EXERCISE SET
A - Using the article on chemotherapy hair loss, explain why the Technion students are engineering special bacteria to produce Decursin.
B - According to the article on chemotherapy hair loss, Decursin is a major component of what extract?

DOCUMENT PASSAGE
^^^^^^^^

Hair-loss from chemotherapy? The Technion has a new way to stop it

The Technion team members will present their idea at the International Genetically Engineered Machine competition that is being held in Paris.

 People walk through strong gusts of wind as storm Sabine is expected to hit the region in Cologne, Germany (photo credit: REUTERS)
People walk through strong gusts of wind as storm Sabine is expected to hit the region in Cologne, Germany
(photo credit: REUTERS)

A team of synthetic biology students at the Technion-Israel Institute of Technology in Haifa left on Tuesday for a competition in which they will present a new way to stop hair loss caused by chemotherapy. 

The International Genetically Engineered Machine (iGEM) competition will be held in Paris on Wednesday and Thursday. The Technion team members are working on proving the feasibility of lab production of Decursin, a hair-loss deterrent, and its possible incorporation into preparations including shampoo, cream and more. Decursin is a major component of Angelica gigas nakai (AGN) root extract. Today, the molecule is produced from this rare seasonal flower grown in Korea in an expensive and inefficient process; the students are engineering special bacteria to produce Decursin industrially.
The natural substance has many beneficial properties including the ability to suppress inflammation, repress cancer, and prevent apoptosis – or programmed cell death, which includes hair cells.

^^^^^^^^

ENTRIES SHOWN
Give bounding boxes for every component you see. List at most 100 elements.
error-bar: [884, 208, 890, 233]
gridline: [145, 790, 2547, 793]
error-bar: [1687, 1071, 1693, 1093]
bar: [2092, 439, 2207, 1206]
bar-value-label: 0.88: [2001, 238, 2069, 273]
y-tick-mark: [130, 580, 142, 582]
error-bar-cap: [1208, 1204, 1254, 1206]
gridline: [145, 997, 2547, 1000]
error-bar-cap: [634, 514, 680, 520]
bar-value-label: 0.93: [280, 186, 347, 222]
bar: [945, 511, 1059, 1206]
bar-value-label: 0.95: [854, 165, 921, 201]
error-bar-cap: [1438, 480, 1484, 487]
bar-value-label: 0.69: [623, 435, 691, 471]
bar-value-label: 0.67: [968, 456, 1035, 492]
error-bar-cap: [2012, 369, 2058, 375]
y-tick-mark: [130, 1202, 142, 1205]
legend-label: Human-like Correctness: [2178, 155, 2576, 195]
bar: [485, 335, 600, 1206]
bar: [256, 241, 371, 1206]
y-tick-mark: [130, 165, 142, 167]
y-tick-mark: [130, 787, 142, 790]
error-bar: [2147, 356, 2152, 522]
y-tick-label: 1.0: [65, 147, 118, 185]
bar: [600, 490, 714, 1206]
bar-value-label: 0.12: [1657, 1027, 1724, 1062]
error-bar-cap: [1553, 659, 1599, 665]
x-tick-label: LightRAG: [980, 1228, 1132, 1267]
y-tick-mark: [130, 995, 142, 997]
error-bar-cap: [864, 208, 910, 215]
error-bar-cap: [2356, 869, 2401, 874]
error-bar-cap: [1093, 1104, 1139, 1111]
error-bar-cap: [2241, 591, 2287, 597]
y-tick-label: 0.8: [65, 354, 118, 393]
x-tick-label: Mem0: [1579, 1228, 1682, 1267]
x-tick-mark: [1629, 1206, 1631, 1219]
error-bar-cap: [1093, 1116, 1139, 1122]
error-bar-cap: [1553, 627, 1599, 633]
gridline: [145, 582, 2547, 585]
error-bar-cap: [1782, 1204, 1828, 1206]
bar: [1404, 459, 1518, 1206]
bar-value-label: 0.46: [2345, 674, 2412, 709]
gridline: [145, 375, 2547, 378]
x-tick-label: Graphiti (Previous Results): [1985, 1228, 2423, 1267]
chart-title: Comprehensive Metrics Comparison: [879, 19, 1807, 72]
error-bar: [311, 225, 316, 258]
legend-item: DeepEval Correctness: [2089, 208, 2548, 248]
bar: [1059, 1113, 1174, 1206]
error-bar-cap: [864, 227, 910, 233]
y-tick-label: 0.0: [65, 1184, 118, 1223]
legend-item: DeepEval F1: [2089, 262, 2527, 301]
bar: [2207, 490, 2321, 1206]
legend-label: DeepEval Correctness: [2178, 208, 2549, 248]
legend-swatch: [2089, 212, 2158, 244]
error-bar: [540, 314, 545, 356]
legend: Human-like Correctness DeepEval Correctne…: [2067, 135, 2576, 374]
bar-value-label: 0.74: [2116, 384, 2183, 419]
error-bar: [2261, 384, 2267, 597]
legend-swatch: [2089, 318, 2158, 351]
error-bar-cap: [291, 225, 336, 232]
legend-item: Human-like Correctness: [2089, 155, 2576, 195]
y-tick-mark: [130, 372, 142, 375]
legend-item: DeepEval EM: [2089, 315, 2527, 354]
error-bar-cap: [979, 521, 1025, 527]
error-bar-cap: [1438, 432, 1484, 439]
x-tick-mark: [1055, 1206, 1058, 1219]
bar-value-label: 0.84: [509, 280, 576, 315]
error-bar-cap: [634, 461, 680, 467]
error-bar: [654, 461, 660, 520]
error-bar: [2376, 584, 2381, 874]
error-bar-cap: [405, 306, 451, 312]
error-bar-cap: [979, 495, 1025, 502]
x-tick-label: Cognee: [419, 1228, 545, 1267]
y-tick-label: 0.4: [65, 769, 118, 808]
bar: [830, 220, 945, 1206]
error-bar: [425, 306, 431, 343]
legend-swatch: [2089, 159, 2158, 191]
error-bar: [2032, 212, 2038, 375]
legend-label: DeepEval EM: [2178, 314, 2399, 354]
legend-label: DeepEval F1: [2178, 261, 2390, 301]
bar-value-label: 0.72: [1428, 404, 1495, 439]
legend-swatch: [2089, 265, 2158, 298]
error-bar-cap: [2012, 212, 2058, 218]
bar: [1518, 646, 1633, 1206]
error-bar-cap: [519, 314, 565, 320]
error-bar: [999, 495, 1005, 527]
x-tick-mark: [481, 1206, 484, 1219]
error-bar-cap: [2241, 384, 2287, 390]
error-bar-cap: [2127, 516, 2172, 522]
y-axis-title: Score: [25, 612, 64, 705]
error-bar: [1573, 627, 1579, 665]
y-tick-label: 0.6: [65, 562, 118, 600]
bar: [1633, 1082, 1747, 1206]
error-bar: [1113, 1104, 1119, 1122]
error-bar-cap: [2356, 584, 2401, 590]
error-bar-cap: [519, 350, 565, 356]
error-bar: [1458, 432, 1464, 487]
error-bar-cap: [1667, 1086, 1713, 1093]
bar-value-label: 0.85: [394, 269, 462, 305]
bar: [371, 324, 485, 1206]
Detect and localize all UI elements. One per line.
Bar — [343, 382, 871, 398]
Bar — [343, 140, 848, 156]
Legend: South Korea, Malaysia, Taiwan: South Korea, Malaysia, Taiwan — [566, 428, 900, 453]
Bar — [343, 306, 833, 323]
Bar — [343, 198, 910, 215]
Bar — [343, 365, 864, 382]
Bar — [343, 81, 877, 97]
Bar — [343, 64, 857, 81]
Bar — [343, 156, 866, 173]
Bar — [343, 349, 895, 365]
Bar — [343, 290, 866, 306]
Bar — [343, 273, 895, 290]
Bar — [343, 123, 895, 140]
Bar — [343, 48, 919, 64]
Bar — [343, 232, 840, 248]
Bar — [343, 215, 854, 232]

^^^^^^^^

RESPONSES BY ITEM NUMBER
A - Decursin is currently produced from the Angelica gigas nakai flower, a rare seasonal flower grown in Korea, through an expensive and inefficient process. The students are engineering bacteria so that Decursin can be produced industrially instead.

B - Angelica gigas nakai (AGN) root extract.